Find the string "Servicio" in the listing and report every line that has it.

(Records from a data collection)

****************

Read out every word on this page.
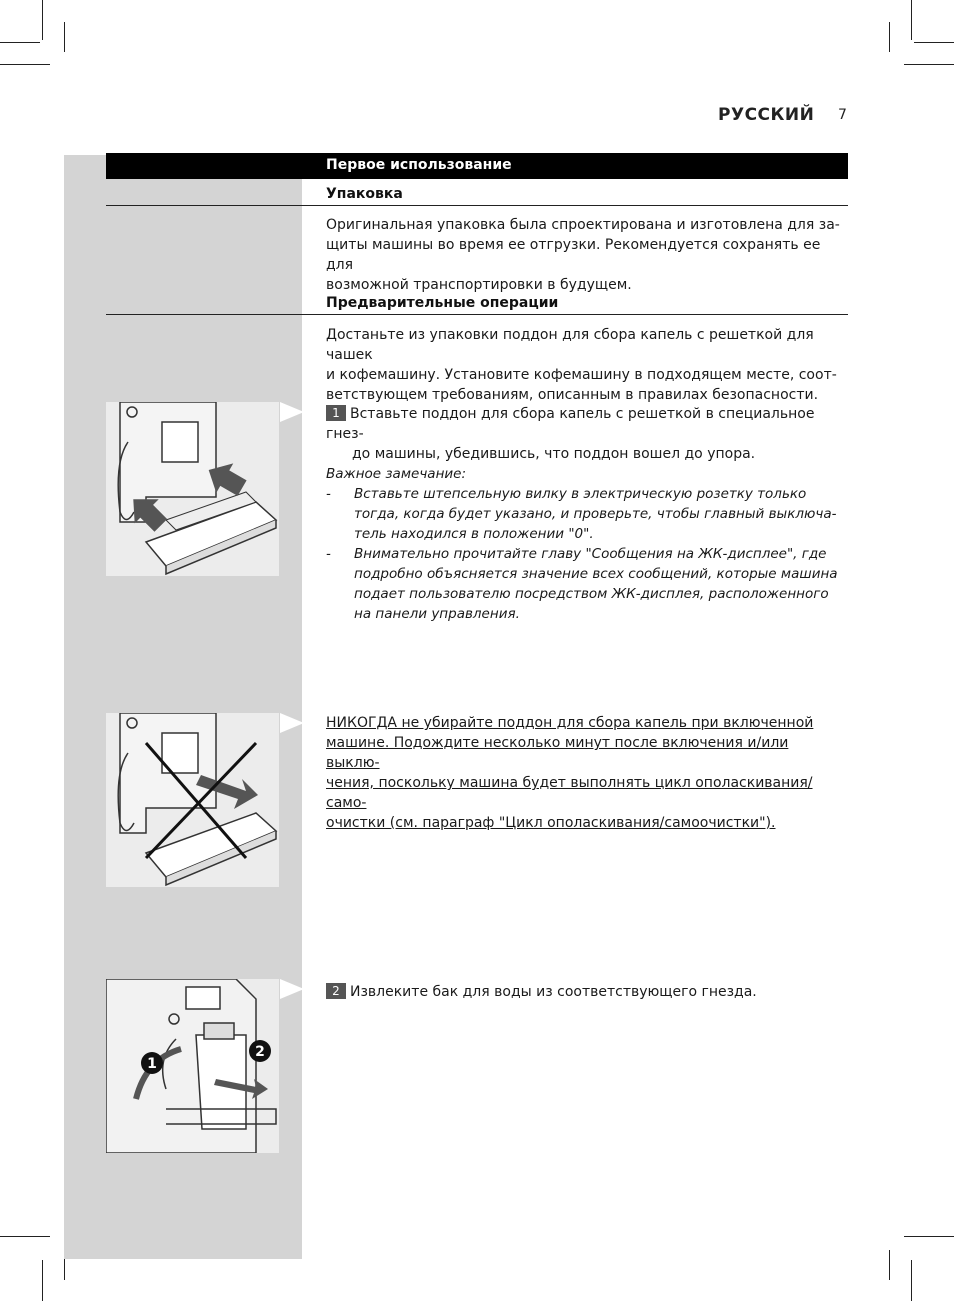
РУССКИЙ 7
Первое использование
Упаковка
Оригинальная упаковка была спроектирована и изготовлена для за-
щиты машины во время ее отгрузки. Рекомендуется сохранять ее для
возможной транспортировки в будущем.
Предварительные операции
Достаньте из упаковки поддон для сбора капель с решеткой для чашек
и кофемашину. Установите кофемашину в подходящем месте, соот-
ветствующем требованиям, описанным в правилах безопасности.
1 Вставьте поддон для сбора капель с решеткой в специальное гнез-
до машины, убедившись, что поддон вошел до упора.
Важное замечание:
- Вставьте штепсельную вилку в электрическую розетку только
тогда, когда будет указано, и проверьте, чтобы главный выключа-
тель находился в положении "0".
- Внимательно прочитайте главу "Сообщения на ЖК-дисплее", где
подробно объясняется значение всех сообщений, которые машина
подает пользователю посредством ЖК-дисплея, расположенного
на панели управления.
НИКОГДА не убирайте поддон для сбора капель при включенной
машине. Подождите несколько минут после включения и/или выклю-
чения, поскольку машина будет выполнять цикл ополаскивания/само-
очистки (см. параграф "Цикл ополаскивания/самоочистки").
1
2
2 Извлеките бак для воды из соответствующего гнезда.
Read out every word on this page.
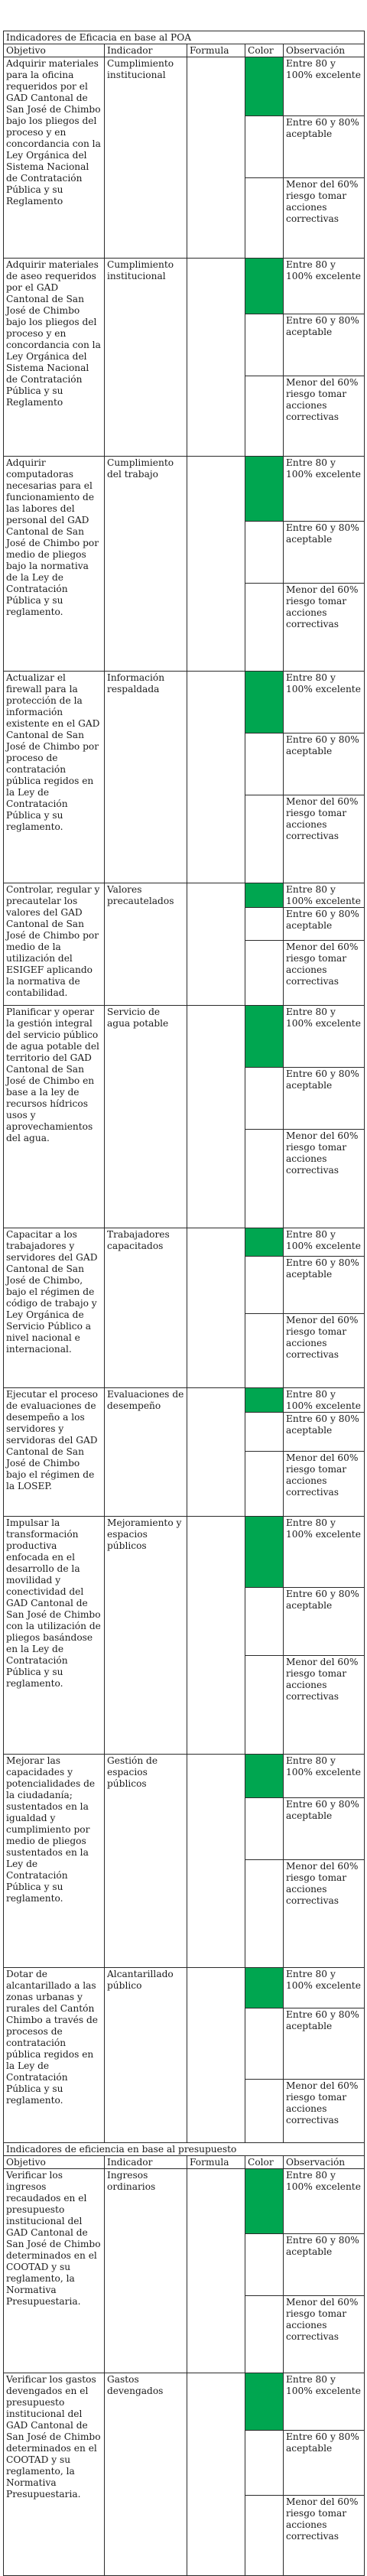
Indicadores de Eficacia en base al POA				
Objetivo	Indicador	Formula	Color	Observación
Adquirir materiales para la oficina requeridos por el GAD Cantonal de San José de Chimbo bajo los pliegos del proceso y en concordancia con la Ley Orgánica del Sistema Nacional de Contratación Pública y su Reglamento	Cumplimiento institucional			Entre 80 y 100% excelente
				Entre 60 y 80% aceptable
				Menor del 60% riesgo tomar acciones correctivas
Adquirir materiales de aseo requeridos por el GAD Cantonal de San José de Chimbo bajo los pliegos del proceso y en concordancia con la Ley Orgánica del Sistema Nacional de Contratación Pública y su Reglamento	Cumplimiento institucional			Entre 80 y 100% excelente
				Entre 60 y 80% aceptable
				Menor del 60% riesgo tomar acciones correctivas
Adquirir computadoras necesarias para el funcionamiento de las labores del personal del GAD Cantonal de San José de Chimbo por medio de pliegos bajo la normativa de la Ley de Contratación Pública y su reglamento.	Cumplimiento del trabajo			Entre 80 y 100% excelente
				Entre 60 y 80% aceptable
				Menor del 60% riesgo tomar acciones correctivas
Actualizar el firewall para la protección de la información existente en el GAD Cantonal de San José de Chimbo por proceso de contratación pública regidos en la Ley de Contratación Pública y su reglamento.	Información respaldada			Entre 80 y 100% excelente
				Entre 60 y 80% aceptable
				Menor del 60% riesgo tomar acciones correctivas
Controlar, regular y precautelar los valores del GAD Cantonal de San José de Chimbo por medio de la utilización del ESIGEF aplicando la normativa de contabilidad.	Valores precautelados			Entre 80 y 100% excelente
				Entre 60 y 80% aceptable
				Menor del 60% riesgo tomar acciones correctivas
Planificar y operar la gestión integral del servicio público de agua potable del territorio del GAD Cantonal de San José de Chimbo en base a la ley de recursos hídricos usos y aprovechamientos del agua.	Servicio de agua potable			Entre 80 y 100% excelente
				Entre 60 y 80% aceptable
				Menor del 60% riesgo tomar acciones correctivas
Capacitar a los trabajadores y servidores del GAD Cantonal de San José de Chimbo, bajo el régimen de código de trabajo y Ley Orgánica de Servicio Público a nivel nacional e internacional.	Trabajadores capacitados			Entre 80 y 100% excelente
				Entre 60 y 80% aceptable
				Menor del 60% riesgo tomar acciones correctivas
Ejecutar el proceso de evaluaciones de desempeño a los servidores y servidoras del GAD Cantonal de San José de Chimbo bajo el régimen de la LOSEP.	Evaluaciones de desempeño			Entre 80 y 100% excelente
				Entre 60 y 80% aceptable
				Menor del 60% riesgo tomar acciones correctivas
Impulsar la transformación productiva enfocada en el desarrollo de la movilidad y conectividad del GAD Cantonal de San José de Chimbo con la utilización de pliegos basándose en la Ley de Contratación Pública y su reglamento.	Mejoramiento y espacios públicos			Entre 80 y 100% excelente
				Entre 60 y 80% aceptable
				Menor del 60% riesgo tomar acciones correctivas
Mejorar las capacidades y potencialidades de la ciudadanía; sustentados en la igualdad y cumplimiento por medio de pliegos sustentados en la Ley de Contratación Pública y su reglamento.	Gestión de espacios públicos			Entre 80 y 100% excelente
				Entre 60 y 80% aceptable
				Menor del 60% riesgo tomar acciones correctivas
Dotar de alcantarillado a las zonas urbanas y rurales del Cantón Chimbo a través de procesos de contratación pública regidos en la Ley de Contratación Pública y su reglamento.	Alcantarillado público			Entre 80 y 100% excelente
				Entre 60 y 80% aceptable
				Menor del 60% riesgo tomar acciones correctivas
Indicadores de eficiencia en base al presupuesto				
Objetivo	Indicador	Formula	Color	Observación
Verificar los ingresos recaudados en el presupuesto institucional del GAD Cantonal de San José de Chimbo determinados en el COOTAD y su reglamento, la Normativa Presupuestaria.	Ingresos ordinarios			Entre 80 y 100% excelente
				Entre 60 y 80% aceptable
				Menor del 60% riesgo tomar acciones correctivas
Verificar los gastos devengados en el presupuesto institucional del GAD Cantonal de San José de Chimbo determinados en el COOTAD y su reglamento, la Normativa Presupuestaria.	Gastos devengados			Entre 80 y 100% excelente
				Entre 60 y 80% aceptable
				Menor del 60% riesgo tomar acciones correctivas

****************

Task answer:
Planificar y operar la gestión integral del servicio público de agua potable del territorio del GAD Cantonal de San José de Chimbo en base a la ley de recursos hídricos usos y aprovechamientos del agua.	Servicio de agua potable			Entre 80 y 100% excelente
Capacitar a los trabajadores y servidores del GAD Cantonal de San José de Chimbo, bajo el régimen de código de trabajo y Ley Orgánica de Servicio Público a nivel nacional e internacional.	Trabajadores capacitados			Entre 80 y 100% excelente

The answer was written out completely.